-- Directions --
Give the material once more, word for word, without any images.

______

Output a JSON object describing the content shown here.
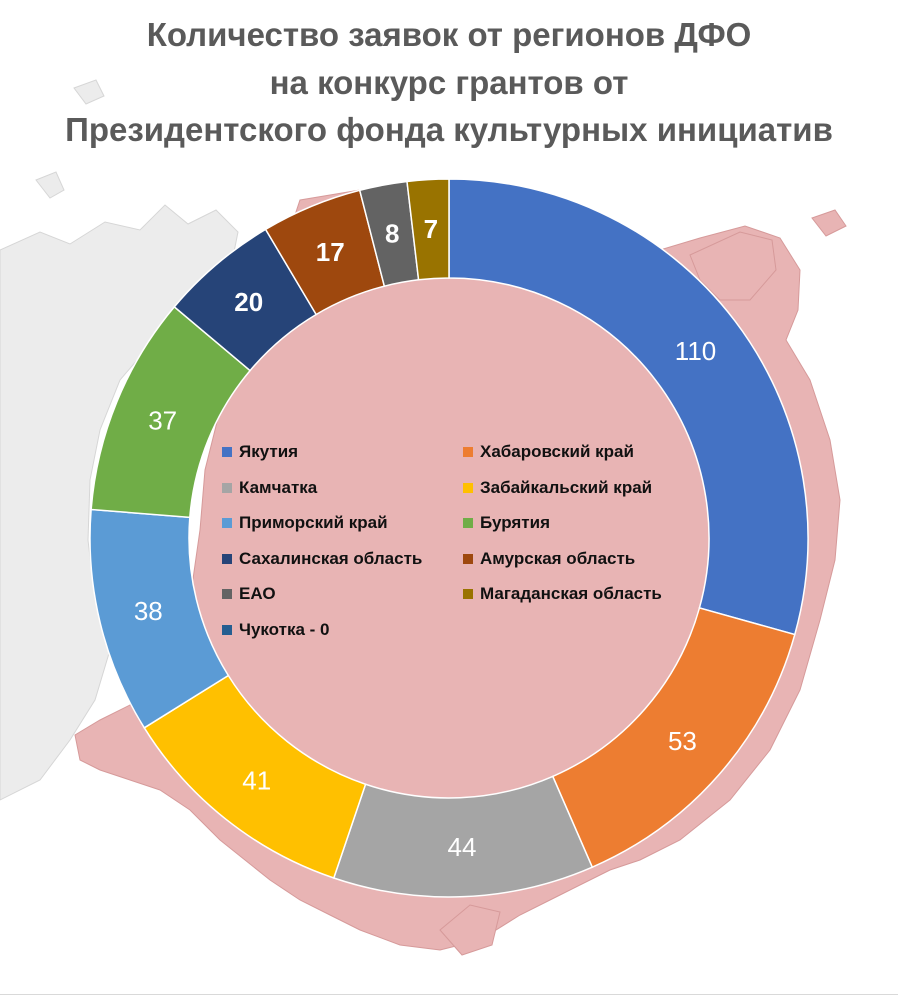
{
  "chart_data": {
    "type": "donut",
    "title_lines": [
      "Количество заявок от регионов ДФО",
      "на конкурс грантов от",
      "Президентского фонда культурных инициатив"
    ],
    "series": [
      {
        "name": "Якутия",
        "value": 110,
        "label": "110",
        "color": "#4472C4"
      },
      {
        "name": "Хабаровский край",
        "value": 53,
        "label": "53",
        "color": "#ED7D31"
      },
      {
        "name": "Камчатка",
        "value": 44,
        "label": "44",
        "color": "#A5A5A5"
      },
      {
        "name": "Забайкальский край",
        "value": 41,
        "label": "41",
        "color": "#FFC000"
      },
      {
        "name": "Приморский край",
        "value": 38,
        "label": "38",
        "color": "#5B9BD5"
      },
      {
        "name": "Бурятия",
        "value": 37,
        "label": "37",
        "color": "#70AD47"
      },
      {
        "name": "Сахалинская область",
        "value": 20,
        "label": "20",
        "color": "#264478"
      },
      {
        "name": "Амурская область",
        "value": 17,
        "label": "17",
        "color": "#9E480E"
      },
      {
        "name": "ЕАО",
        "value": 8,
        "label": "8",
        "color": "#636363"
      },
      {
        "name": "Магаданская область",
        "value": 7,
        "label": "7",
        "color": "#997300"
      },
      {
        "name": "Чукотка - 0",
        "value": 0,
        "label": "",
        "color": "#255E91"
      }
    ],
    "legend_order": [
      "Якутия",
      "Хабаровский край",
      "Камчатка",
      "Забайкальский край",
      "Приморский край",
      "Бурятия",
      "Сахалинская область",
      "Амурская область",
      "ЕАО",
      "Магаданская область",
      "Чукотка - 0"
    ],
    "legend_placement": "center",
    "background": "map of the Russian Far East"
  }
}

______

-- Reply --
Output a JSON object describing the content shown here.
{
  "chart_data": {
    "type": "donut",
    "title_lines": [
      "Количество заявок от регионов ДФО",
      "на конкурс грантов от",
      "Президентского фонда культурных инициатив"
    ],
    "series": [
      {
        "name": "Якутия",
        "value": 110,
        "label": "110",
        "color": "#4472C4"
      },
      {
        "name": "Хабаровский край",
        "value": 53,
        "label": "53",
        "color": "#ED7D31"
      },
      {
        "name": "Камчатка",
        "value": 44,
        "label": "44",
        "color": "#A5A5A5"
      },
      {
        "name": "Забайкальский край",
        "value": 41,
        "label": "41",
        "color": "#FFC000"
      },
      {
        "name": "Приморский край",
        "value": 38,
        "label": "38",
        "color": "#5B9BD5"
      },
      {
        "name": "Бурятия",
        "value": 37,
        "label": "37",
        "color": "#70AD47"
      },
      {
        "name": "Сахалинская область",
        "value": 20,
        "label": "20",
        "color": "#264478"
      },
      {
        "name": "Амурская область",
        "value": 17,
        "label": "17",
        "color": "#9E480E"
      },
      {
        "name": "ЕАО",
        "value": 8,
        "label": "8",
        "color": "#636363"
      },
      {
        "name": "Магаданская область",
        "value": 7,
        "label": "7",
        "color": "#997300"
      },
      {
        "name": "Чукотка - 0",
        "value": 0,
        "label": "",
        "color": "#255E91"
      }
    ],
    "legend_order": [
      "Якутия",
      "Хабаровский край",
      "Камчатка",
      "Забайкальский край",
      "Приморский край",
      "Бурятия",
      "Сахалинская область",
      "Амурская область",
      "ЕАО",
      "Магаданская область",
      "Чукотка - 0"
    ],
    "legend_placement": "center",
    "background": "map of the Russian Far East"
  }
}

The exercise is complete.